Prompt ▸ Return every line of the items below unchanged, but leave out the pictures.

______

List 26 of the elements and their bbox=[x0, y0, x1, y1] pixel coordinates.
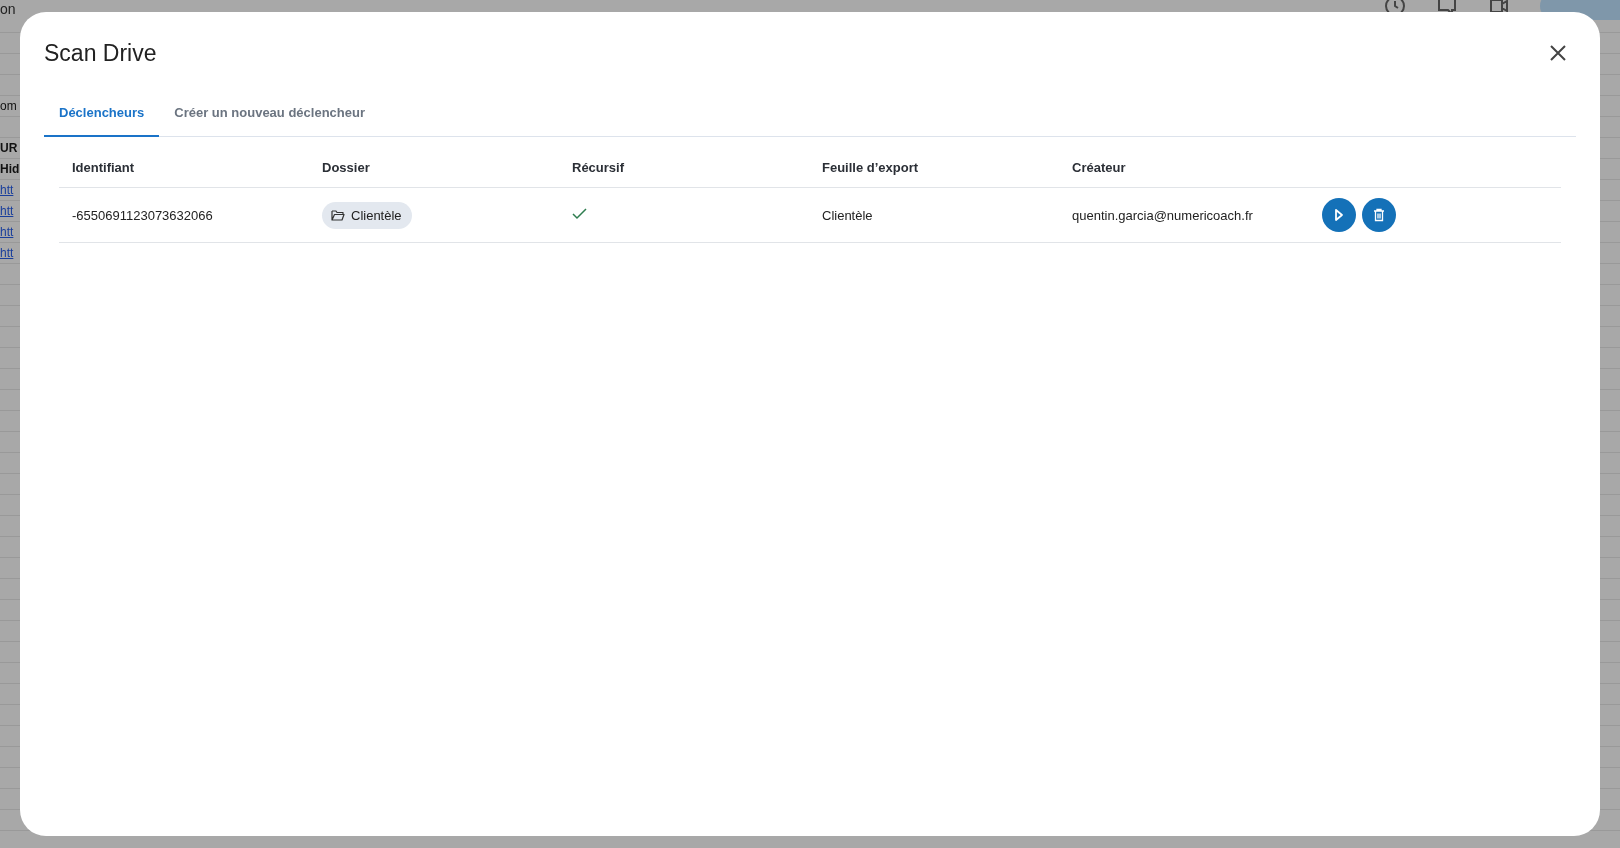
cell-text: UR bbox=[0, 140, 16, 157]
table-cell: Clientèle bbox=[822, 207, 873, 223]
column-header: Créateur bbox=[1059, 145, 1309, 188]
run-button[interactable] bbox=[1322, 198, 1356, 232]
cell-link[interactable]: htt bbox=[0, 243, 16, 264]
table-cell: -6550691123073632066 bbox=[72, 207, 213, 223]
folder-chip[interactable]: Clientèle bbox=[322, 201, 412, 229]
delete-button[interactable] bbox=[1362, 198, 1396, 232]
table-cell: quentin.garcia@numericoach.fr bbox=[1072, 207, 1253, 223]
trash-icon bbox=[1373, 208, 1385, 222]
play-icon bbox=[1334, 208, 1344, 222]
tab[interactable]: Créer un nouveau déclencheur bbox=[159, 92, 380, 137]
cell-link[interactable]: htt bbox=[0, 222, 16, 243]
cell-text: om bbox=[0, 98, 16, 115]
folder-icon bbox=[331, 209, 345, 221]
column-header: Récursif bbox=[559, 145, 809, 188]
tab[interactable]: Déclencheurs bbox=[44, 92, 160, 137]
close-icon bbox=[1550, 45, 1566, 61]
column-header: Identifiant bbox=[59, 145, 309, 188]
folder-name: Clientèle bbox=[351, 207, 402, 223]
column-header: Feuille d’export bbox=[809, 145, 1059, 188]
dialog-title: Scan Drive bbox=[44, 39, 157, 67]
cell-link[interactable]: htt bbox=[0, 201, 16, 222]
column-header: Dossier bbox=[309, 145, 559, 188]
menu-item[interactable]: on bbox=[0, 3, 16, 15]
cell-link[interactable]: htt bbox=[0, 180, 16, 201]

______

Written answer ▸
List 26 of the elements and their bbox=[x0, y0, x1, y1] pixel coordinates.
cell-text: UR bbox=[0, 140, 16, 157]
table-cell: Clientèle bbox=[822, 207, 873, 223]
column-header: Créateur bbox=[1059, 145, 1309, 188]
run-button[interactable] bbox=[1322, 198, 1356, 232]
cell-link[interactable]: htt bbox=[0, 243, 16, 264]
table-cell: -6550691123073632066 bbox=[72, 207, 213, 223]
folder-chip[interactable]: Clientèle bbox=[322, 201, 412, 229]
delete-button[interactable] bbox=[1362, 198, 1396, 232]
table-cell: quentin.garcia@numericoach.fr bbox=[1072, 207, 1253, 223]
trash-icon bbox=[1373, 208, 1385, 222]
play-icon bbox=[1334, 208, 1344, 222]
tab[interactable]: Créer un nouveau déclencheur bbox=[159, 92, 380, 137]
cell-link[interactable]: htt bbox=[0, 222, 16, 243]
cell-text: om bbox=[0, 98, 16, 115]
folder-icon bbox=[331, 209, 345, 221]
column-header: Récursif bbox=[559, 145, 809, 188]
tab[interactable]: Déclencheurs bbox=[44, 92, 160, 137]
close-icon bbox=[1550, 45, 1566, 61]
column-header: Identifiant bbox=[59, 145, 309, 188]
folder-name: Clientèle bbox=[351, 207, 402, 223]
column-header: Feuille d’export bbox=[809, 145, 1059, 188]
dialog-title: Scan Drive bbox=[44, 39, 157, 67]
cell-link[interactable]: htt bbox=[0, 201, 16, 222]
column-header: Dossier bbox=[309, 145, 559, 188]
menu-item[interactable]: on bbox=[0, 3, 16, 15]
cell-link[interactable]: htt bbox=[0, 180, 16, 201]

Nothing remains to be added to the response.